- Exercise description
Retype every one of the records below word for word, keeping every character and number unchanged, and leave the pictures out of your answer.

BEGIN Supplied material

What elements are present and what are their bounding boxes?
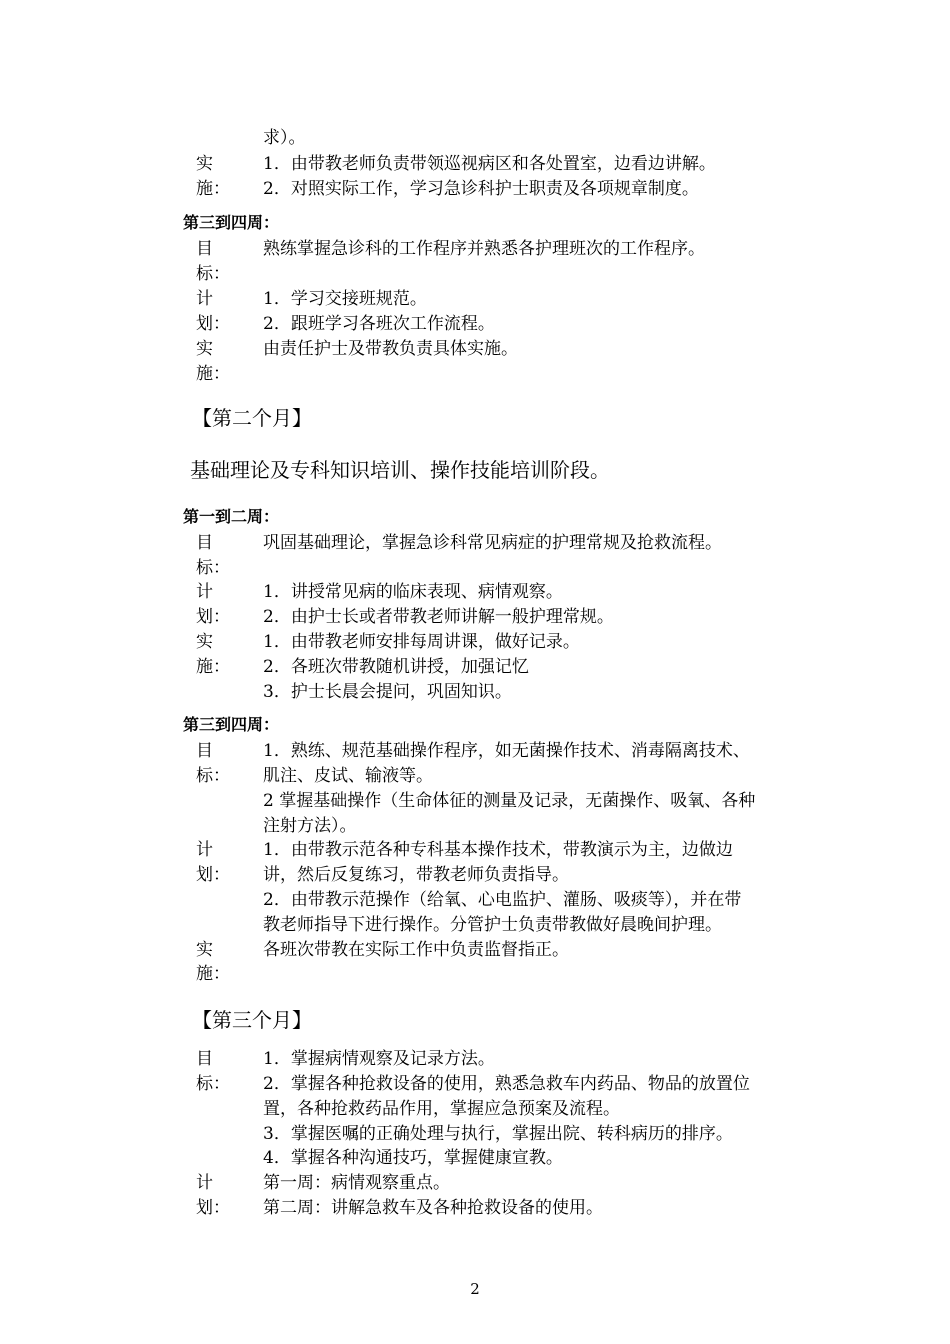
label-mu: 目 [196,533,213,553]
text-line: 4．掌握各种沟通技巧，掌握健康宣教。 [263,1148,563,1168]
label-shi2: 施： [196,657,230,677]
section-heading: 第三到四周： [183,715,280,734]
label-biao: 标： [196,1074,230,1094]
label-shi2: 施： [196,364,230,384]
text-line: 2．各班次带教随机讲授，加强记忆 [263,657,529,677]
text-line: 注射方法）。 [263,816,357,836]
text-line: 1．掌握病情观察及记录方法。 [263,1049,495,1069]
text-line: 2 掌握基础操作（生命体征的测量及记录，无菌操作、吸氧、各种 [263,791,756,811]
text-line: 2．对照实际工作，学习急诊科护士职责及各项规章制度。 [263,179,699,199]
label-hua: 划： [196,314,230,334]
text-line: 3．掌握医嘱的正确处理与执行，掌握出院、转科病历的排序。 [263,1124,733,1144]
text-line: 1．由带教老师负责带领巡视病区和各处置室，边看边讲解。 [263,154,716,174]
section-heading: 第一到二周： [183,507,280,526]
label-ji: 计 [196,840,213,860]
text-line: 2．由带教示范操作（给氧、心电监护、灌肠、吸痰等），并在带 [263,890,742,910]
text-line: 各班次带教在实际工作中负责监督指正。 [263,940,569,960]
page-number: 2 [470,1280,480,1298]
label-ji: 计 [196,582,213,602]
label-shi: 实 [196,154,213,174]
label-shi2: 施： [196,179,230,199]
section-heading: 第三到四周： [183,213,280,232]
text-line: 1．熟练、规范基础操作程序，如无菌操作技术、消毒隔离技术、 [263,741,750,761]
text-line: 第二周：讲解急救车及各种抢救设备的使用。 [263,1198,603,1218]
text-line: 肌注、皮试、输液等。 [263,766,433,786]
text-line: 由责任护士及带教负责具体实施。 [263,339,518,359]
label-ji: 计 [196,1173,213,1193]
text-line: 置，各种抢救药品作用，掌握应急预案及流程。 [263,1099,620,1119]
text-line: 1．由带教老师安排每周讲课，做好记录。 [263,632,580,652]
label-shi2: 施： [196,964,230,984]
text-line: 1．由带教示范各种专科基本操作技术，带教演示为主，边做边 [263,840,733,860]
label-shi: 实 [196,940,213,960]
text-line: 第一周：病情观察重点。 [263,1173,450,1193]
label-biao: 标： [196,766,230,786]
stage-title: 基础理论及专科知识培训、操作技能培训阶段。 [190,458,610,482]
label-biao: 标： [196,558,230,578]
text-line: 讲，然后反复练习，带教老师负责指导。 [263,865,569,885]
label-hua: 划： [196,607,230,627]
label-mu: 目 [196,741,213,761]
text-line: 教老师指导下进行操作。分管护士负责带教做好晨晚间护理。 [263,915,722,935]
label-hua: 划： [196,865,230,885]
text-line: 2．跟班学习各班次工作流程。 [263,314,495,334]
label-ji: 计 [196,289,213,309]
month-title: 【第三个月】 [192,1008,312,1032]
text-line: 1．学习交接班规范。 [263,289,427,309]
label-mu: 目 [196,239,213,259]
label-biao: 标： [196,264,230,284]
text-line: 求）。 [263,128,306,148]
text-line: 2．掌握各种抢救设备的使用，熟悉急救车内药品、物品的放置位 [263,1074,750,1094]
label-shi: 实 [196,632,213,652]
label-shi: 实 [196,339,213,359]
text-line: 3．护士长晨会提问，巩固知识。 [263,682,512,702]
text-line: 巩固基础理论，掌握急诊科常见病症的护理常规及抢救流程。 [263,533,722,553]
text-line: 1．讲授常见病的临床表现、病情观察。 [263,582,563,602]
month-title: 【第二个月】 [192,406,312,430]
label-mu: 目 [196,1049,213,1069]
text-line: 2．由护士长或者带教老师讲解一般护理常规。 [263,607,614,627]
text-line: 熟练掌握急诊科的工作程序并熟悉各护理班次的工作程序。 [263,239,705,259]
label-hua: 划： [196,1198,230,1218]
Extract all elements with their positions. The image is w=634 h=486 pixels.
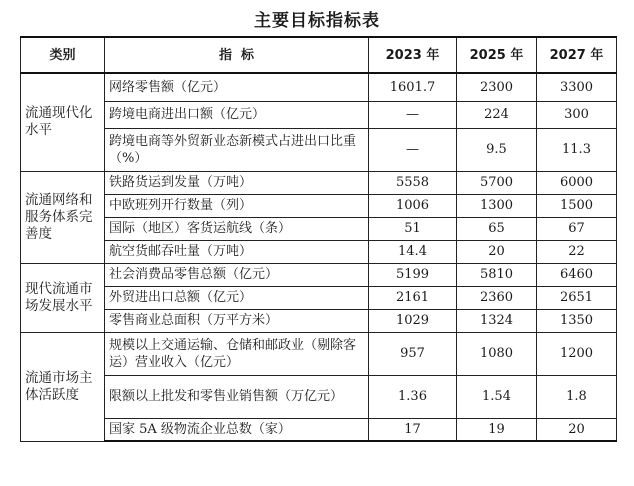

END Supplied material

- Reply to the task
What elements are present and what are their bounding boxes?
label-mu: 目 [196,533,213,553]
text-line: 4．掌握各种沟通技巧，掌握健康宣教。 [263,1148,563,1168]
label-shi2: 施： [196,657,230,677]
section-heading: 第三到四周： [183,715,280,734]
label-biao: 标： [196,1074,230,1094]
label-shi2: 施： [196,364,230,384]
text-line: 2．各班次带教随机讲授，加强记忆 [263,657,529,677]
text-line: 注射方法）。 [263,816,357,836]
text-line: 1．掌握病情观察及记录方法。 [263,1049,495,1069]
text-line: 2 掌握基础操作（生命体征的测量及记录，无菌操作、吸氧、各种 [263,791,756,811]
text-line: 2．对照实际工作，学习急诊科护士职责及各项规章制度。 [263,179,699,199]
label-hua: 划： [196,314,230,334]
text-line: 3．掌握医嘱的正确处理与执行，掌握出院、转科病历的排序。 [263,1124,733,1144]
text-line: 1．由带教老师负责带领巡视病区和各处置室，边看边讲解。 [263,154,716,174]
section-heading: 第一到二周： [183,507,280,526]
label-ji: 计 [196,840,213,860]
text-line: 2．由带教示范操作（给氧、心电监护、灌肠、吸痰等），并在带 [263,890,742,910]
text-line: 各班次带教在实际工作中负责监督指正。 [263,940,569,960]
page-number: 2 [470,1280,480,1298]
label-ji: 计 [196,582,213,602]
label-shi: 实 [196,154,213,174]
label-shi2: 施： [196,179,230,199]
section-heading: 第三到四周： [183,213,280,232]
text-line: 1．熟练、规范基础操作程序，如无菌操作技术、消毒隔离技术、 [263,741,750,761]
text-line: 第二周：讲解急救车及各种抢救设备的使用。 [263,1198,603,1218]
text-line: 肌注、皮试、输液等。 [263,766,433,786]
text-line: 由责任护士及带教负责具体实施。 [263,339,518,359]
label-ji: 计 [196,1173,213,1193]
text-line: 置，各种抢救药品作用，掌握应急预案及流程。 [263,1099,620,1119]
text-line: 1．由带教老师安排每周讲课，做好记录。 [263,632,580,652]
label-shi2: 施： [196,964,230,984]
text-line: 1．由带教示范各种专科基本操作技术，带教演示为主，边做边 [263,840,733,860]
label-shi: 实 [196,940,213,960]
text-line: 第一周：病情观察重点。 [263,1173,450,1193]
label-biao: 标： [196,766,230,786]
stage-title: 基础理论及专科知识培训、操作技能培训阶段。 [190,458,610,482]
label-biao: 标： [196,558,230,578]
text-line: 讲，然后反复练习，带教老师负责指导。 [263,865,569,885]
label-hua: 划： [196,607,230,627]
label-mu: 目 [196,741,213,761]
text-line: 教老师指导下进行操作。分管护士负责带教做好晨晚间护理。 [263,915,722,935]
label-hua: 划： [196,865,230,885]
text-line: 2．跟班学习各班次工作流程。 [263,314,495,334]
label-ji: 计 [196,289,213,309]
month-title: 【第三个月】 [192,1008,312,1032]
text-line: 1．学习交接班规范。 [263,289,427,309]
label-mu: 目 [196,239,213,259]
label-biao: 标： [196,264,230,284]
text-line: 求）。 [263,128,306,148]
text-line: 2．掌握各种抢救设备的使用，熟悉急救车内药品、物品的放置位 [263,1074,750,1094]
label-shi: 实 [196,632,213,652]
label-shi: 实 [196,339,213,359]
text-line: 3．护士长晨会提问，巩固知识。 [263,682,512,702]
text-line: 巩固基础理论，掌握急诊科常见病症的护理常规及抢救流程。 [263,533,722,553]
text-line: 1．讲授常见病的临床表现、病情观察。 [263,582,563,602]
month-title: 【第二个月】 [192,406,312,430]
label-mu: 目 [196,1049,213,1069]
text-line: 2．由护士长或者带教老师讲解一般护理常规。 [263,607,614,627]
text-line: 熟练掌握急诊科的工作程序并熟悉各护理班次的工作程序。 [263,239,705,259]
label-hua: 划： [196,1198,230,1218]
Extract all elements with their positions. The image is w=634 h=486 pixels.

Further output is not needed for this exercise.